# The exercise
Repeat each entry in full, exactly.
-- Stored records start --
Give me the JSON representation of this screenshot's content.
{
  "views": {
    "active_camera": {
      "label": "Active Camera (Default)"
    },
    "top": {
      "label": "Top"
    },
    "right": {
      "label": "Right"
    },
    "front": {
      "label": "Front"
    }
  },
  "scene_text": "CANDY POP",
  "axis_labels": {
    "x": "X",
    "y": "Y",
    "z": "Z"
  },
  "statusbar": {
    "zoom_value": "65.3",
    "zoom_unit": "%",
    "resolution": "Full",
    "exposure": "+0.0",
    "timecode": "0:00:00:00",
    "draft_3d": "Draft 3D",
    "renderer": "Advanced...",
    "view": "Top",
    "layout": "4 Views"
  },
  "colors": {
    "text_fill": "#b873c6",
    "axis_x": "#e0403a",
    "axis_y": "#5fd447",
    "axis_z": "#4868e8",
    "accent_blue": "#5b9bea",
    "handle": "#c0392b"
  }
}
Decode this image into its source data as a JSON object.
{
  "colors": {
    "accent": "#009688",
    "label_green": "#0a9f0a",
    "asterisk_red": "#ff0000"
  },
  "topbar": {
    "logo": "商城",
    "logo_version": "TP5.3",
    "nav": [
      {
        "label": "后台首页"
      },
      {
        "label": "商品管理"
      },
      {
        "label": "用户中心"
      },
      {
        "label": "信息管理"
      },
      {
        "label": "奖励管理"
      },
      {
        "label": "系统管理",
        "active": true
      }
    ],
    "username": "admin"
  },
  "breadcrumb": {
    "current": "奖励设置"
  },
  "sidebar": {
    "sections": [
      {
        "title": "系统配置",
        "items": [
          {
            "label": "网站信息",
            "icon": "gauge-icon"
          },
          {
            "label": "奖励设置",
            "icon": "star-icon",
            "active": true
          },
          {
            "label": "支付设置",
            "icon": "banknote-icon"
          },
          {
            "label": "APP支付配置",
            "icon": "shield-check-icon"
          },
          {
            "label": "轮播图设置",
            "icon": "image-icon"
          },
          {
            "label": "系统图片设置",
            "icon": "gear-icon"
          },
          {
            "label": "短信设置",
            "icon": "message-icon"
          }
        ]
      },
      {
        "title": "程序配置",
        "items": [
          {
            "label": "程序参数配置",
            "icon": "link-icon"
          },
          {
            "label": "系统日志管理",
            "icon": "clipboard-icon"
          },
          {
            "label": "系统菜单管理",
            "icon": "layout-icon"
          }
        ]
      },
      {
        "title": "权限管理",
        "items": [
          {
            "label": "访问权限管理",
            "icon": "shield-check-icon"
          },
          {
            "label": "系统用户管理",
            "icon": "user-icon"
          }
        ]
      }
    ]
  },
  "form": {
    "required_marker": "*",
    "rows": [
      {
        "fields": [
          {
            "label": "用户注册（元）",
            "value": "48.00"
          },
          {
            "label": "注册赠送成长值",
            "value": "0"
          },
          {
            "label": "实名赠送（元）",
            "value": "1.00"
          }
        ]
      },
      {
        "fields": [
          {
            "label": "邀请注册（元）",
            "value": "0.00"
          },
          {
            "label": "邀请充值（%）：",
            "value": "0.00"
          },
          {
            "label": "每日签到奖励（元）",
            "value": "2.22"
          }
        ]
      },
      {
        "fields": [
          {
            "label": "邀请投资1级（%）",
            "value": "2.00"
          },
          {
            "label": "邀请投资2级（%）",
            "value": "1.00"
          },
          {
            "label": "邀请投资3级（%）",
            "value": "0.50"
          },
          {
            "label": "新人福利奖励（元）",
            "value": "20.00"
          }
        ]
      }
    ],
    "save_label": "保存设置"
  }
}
-- Stored records end --
# Correct result
Give me the JSON representation of this screenshot's content.
{
  "views": {
    "active_camera": {
      "label": "Active Camera (Default)"
    },
    "top": {
      "label": "Top"
    },
    "right": {
      "label": "Right"
    },
    "front": {
      "label": "Front"
    }
  },
  "scene_text": "CANDY POP",
  "axis_labels": {
    "x": "X",
    "y": "Y",
    "z": "Z"
  },
  "statusbar": {
    "zoom_value": "65.3",
    "zoom_unit": "%",
    "resolution": "Full",
    "exposure": "+0.0",
    "timecode": "0:00:00:00",
    "draft_3d": "Draft 3D",
    "renderer": "Advanced...",
    "view": "Top",
    "layout": "4 Views"
  },
  "colors": {
    "text_fill": "#b873c6",
    "axis_x": "#e0403a",
    "axis_y": "#5fd447",
    "axis_z": "#4868e8",
    "accent_blue": "#5b9bea",
    "handle": "#c0392b"
  }
}
Decode this image into its source data as a JSON object.
{
  "colors": {
    "accent": "#009688",
    "label_green": "#0a9f0a",
    "asterisk_red": "#ff0000"
  },
  "topbar": {
    "logo": "商城",
    "logo_version": "TP5.3",
    "nav": [
      {
        "label": "后台首页"
      },
      {
        "label": "商品管理"
      },
      {
        "label": "用户中心"
      },
      {
        "label": "信息管理"
      },
      {
        "label": "奖励管理"
      },
      {
        "label": "系统管理",
        "active": true
      }
    ],
    "username": "admin"
  },
  "breadcrumb": {
    "current": "奖励设置"
  },
  "sidebar": {
    "sections": [
      {
        "title": "系统配置",
        "items": [
          {
            "label": "网站信息",
            "icon": "gauge-icon"
          },
          {
            "label": "奖励设置",
            "icon": "star-icon",
            "active": true
          },
          {
            "label": "支付设置",
            "icon": "banknote-icon"
          },
          {
            "label": "APP支付配置",
            "icon": "shield-check-icon"
          },
          {
            "label": "轮播图设置",
            "icon": "image-icon"
          },
          {
            "label": "系统图片设置",
            "icon": "gear-icon"
          },
          {
            "label": "短信设置",
            "icon": "message-icon"
          }
        ]
      },
      {
        "title": "程序配置",
        "items": [
          {
            "label": "程序参数配置",
            "icon": "link-icon"
          },
          {
            "label": "系统日志管理",
            "icon": "clipboard-icon"
          },
          {
            "label": "系统菜单管理",
            "icon": "layout-icon"
          }
        ]
      },
      {
        "title": "权限管理",
        "items": [
          {
            "label": "访问权限管理",
            "icon": "shield-check-icon"
          },
          {
            "label": "系统用户管理",
            "icon": "user-icon"
          }
        ]
      }
    ]
  },
  "form": {
    "required_marker": "*",
    "rows": [
      {
        "fields": [
          {
            "label": "用户注册（元）",
            "value": "48.00"
          },
          {
            "label": "注册赠送成长值",
            "value": "0"
          },
          {
            "label": "实名赠送（元）",
            "value": "1.00"
          }
        ]
      },
      {
        "fields": [
          {
            "label": "邀请注册（元）",
            "value": "0.00"
          },
          {
            "label": "邀请充值（%）：",
            "value": "0.00"
          },
          {
            "label": "每日签到奖励（元）",
            "value": "2.22"
          }
        ]
      },
      {
        "fields": [
          {
            "label": "邀请投资1级（%）",
            "value": "2.00"
          },
          {
            "label": "邀请投资2级（%）",
            "value": "1.00"
          },
          {
            "label": "邀请投资3级（%）",
            "value": "0.50"
          },
          {
            "label": "新人福利奖励（元）",
            "value": "20.00"
          }
        ]
      }
    ],
    "save_label": "保存设置"
  }
}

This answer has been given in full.